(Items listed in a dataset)

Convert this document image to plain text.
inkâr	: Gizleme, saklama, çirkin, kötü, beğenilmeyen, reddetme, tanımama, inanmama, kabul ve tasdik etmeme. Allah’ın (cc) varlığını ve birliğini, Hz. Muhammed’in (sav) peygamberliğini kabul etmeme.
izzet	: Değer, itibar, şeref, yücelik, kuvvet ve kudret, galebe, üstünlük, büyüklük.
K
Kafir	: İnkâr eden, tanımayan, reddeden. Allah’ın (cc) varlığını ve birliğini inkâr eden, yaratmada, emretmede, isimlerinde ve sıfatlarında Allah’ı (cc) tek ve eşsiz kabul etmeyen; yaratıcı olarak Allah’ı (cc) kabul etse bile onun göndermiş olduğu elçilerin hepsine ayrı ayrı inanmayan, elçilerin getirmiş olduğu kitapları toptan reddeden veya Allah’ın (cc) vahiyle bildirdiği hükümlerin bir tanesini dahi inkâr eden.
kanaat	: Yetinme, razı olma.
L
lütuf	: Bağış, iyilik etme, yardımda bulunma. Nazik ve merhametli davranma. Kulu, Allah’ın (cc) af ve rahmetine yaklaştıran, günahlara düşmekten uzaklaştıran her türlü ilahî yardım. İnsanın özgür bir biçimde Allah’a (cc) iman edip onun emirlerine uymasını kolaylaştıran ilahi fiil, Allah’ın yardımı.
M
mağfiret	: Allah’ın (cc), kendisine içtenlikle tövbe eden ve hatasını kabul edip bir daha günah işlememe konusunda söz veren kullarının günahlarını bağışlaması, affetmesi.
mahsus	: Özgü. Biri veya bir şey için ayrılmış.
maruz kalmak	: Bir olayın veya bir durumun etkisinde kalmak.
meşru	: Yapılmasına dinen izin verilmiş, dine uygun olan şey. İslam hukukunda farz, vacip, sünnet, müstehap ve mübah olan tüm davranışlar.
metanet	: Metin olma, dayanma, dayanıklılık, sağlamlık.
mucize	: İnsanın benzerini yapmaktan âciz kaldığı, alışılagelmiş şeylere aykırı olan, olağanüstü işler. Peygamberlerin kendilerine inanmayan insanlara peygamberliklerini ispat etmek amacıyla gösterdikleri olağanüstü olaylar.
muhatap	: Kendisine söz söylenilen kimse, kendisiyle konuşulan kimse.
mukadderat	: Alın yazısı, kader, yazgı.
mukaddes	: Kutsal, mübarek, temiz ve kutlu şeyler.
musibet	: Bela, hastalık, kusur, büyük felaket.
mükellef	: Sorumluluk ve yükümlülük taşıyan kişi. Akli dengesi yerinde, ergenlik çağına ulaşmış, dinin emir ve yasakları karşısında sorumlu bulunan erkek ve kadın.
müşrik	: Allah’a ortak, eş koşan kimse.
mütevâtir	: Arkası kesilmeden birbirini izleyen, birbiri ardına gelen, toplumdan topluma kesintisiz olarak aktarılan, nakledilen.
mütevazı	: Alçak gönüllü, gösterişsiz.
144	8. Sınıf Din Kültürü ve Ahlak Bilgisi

* * *

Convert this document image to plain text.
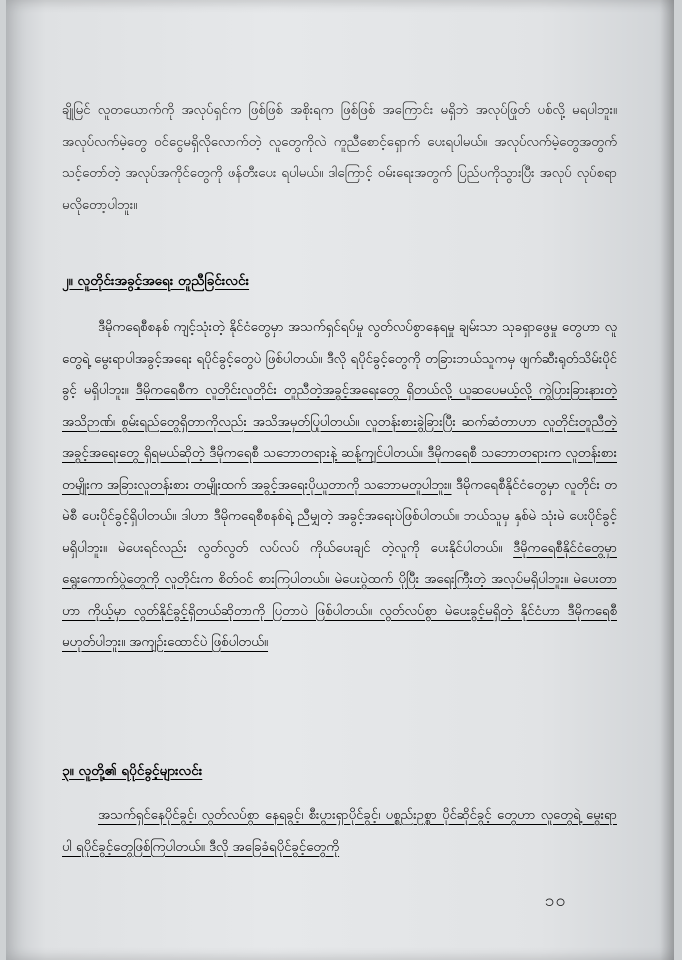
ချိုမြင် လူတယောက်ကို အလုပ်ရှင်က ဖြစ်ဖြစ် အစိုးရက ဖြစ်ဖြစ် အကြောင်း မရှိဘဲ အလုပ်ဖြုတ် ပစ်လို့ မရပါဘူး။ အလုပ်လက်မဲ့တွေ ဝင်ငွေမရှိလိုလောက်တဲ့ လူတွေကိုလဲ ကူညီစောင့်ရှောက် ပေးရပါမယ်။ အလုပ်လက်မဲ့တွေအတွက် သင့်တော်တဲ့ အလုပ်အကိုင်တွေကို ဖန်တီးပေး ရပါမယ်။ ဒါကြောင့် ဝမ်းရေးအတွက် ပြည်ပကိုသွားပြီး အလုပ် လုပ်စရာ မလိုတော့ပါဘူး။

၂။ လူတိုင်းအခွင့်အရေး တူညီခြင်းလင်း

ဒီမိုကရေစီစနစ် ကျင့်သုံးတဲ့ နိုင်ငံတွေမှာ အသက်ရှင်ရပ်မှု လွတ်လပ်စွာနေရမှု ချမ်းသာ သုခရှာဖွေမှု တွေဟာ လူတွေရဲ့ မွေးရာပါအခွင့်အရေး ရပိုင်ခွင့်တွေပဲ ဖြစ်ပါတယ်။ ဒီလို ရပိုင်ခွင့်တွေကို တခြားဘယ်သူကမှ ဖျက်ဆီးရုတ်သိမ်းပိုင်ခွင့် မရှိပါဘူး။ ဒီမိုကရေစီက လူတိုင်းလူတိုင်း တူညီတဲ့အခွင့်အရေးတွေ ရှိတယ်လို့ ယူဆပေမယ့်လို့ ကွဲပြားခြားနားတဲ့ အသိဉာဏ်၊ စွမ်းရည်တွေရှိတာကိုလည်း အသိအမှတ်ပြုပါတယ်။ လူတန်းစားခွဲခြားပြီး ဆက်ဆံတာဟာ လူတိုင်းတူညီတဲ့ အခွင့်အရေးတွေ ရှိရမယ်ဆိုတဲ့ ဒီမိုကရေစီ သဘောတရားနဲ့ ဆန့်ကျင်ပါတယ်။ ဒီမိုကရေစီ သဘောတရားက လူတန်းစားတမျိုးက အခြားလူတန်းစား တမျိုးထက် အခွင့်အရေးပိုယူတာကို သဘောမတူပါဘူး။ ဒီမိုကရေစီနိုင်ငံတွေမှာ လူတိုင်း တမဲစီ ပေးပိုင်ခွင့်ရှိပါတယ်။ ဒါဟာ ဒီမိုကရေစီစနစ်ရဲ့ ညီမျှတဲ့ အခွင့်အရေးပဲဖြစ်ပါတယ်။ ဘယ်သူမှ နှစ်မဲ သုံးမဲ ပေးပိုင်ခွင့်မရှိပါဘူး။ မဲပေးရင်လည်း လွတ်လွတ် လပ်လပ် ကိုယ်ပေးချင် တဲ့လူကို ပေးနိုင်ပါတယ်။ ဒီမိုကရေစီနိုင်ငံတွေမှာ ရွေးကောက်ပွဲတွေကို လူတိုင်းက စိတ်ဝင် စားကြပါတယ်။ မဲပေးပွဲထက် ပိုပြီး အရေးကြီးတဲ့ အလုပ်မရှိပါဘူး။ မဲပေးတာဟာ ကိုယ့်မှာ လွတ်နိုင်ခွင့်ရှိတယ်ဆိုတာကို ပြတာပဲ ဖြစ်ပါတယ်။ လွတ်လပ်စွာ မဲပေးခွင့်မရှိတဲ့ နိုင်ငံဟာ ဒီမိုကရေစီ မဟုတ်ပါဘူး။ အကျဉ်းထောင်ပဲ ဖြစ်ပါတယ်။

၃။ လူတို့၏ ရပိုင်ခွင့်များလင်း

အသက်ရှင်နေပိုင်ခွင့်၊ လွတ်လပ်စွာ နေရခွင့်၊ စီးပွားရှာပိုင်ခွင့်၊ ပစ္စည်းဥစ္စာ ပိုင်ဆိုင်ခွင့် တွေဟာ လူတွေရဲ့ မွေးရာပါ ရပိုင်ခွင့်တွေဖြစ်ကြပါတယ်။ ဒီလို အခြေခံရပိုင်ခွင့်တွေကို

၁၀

_GIVEN INSTRUCTION_: Copy each line in the data that holds the word "inkâr".

_EXERCISE RESULT_:
inkâr	: Gizleme, saklama, çirkin, kötü, beğenilmeyen, reddetme, tanımama, inanmama, kabul ve tasdik etmeme. Allah’ın (cc) varlığını ve birliğini, Hz. Muhammed’in (sav) peygamberliğini kabul etmeme.
Kafir	: İnkâr eden, tanımayan, reddeden. Allah’ın (cc) varlığını ve birliğini inkâr eden, yaratmada, emretmede, isimlerinde ve sıfatlarında Allah’ı (cc) tek ve eşsiz kabul etmeyen; yaratıcı olarak Allah’ı (cc) kabul etse bile onun göndermiş olduğu elçilerin hepsine ayrı ayrı inanmayan, elçilerin getirmiş olduğu kitapları toptan reddeden veya Allah’ın (cc) vahiyle bildirdiği hükümlerin bir tanesini dahi inkâr eden.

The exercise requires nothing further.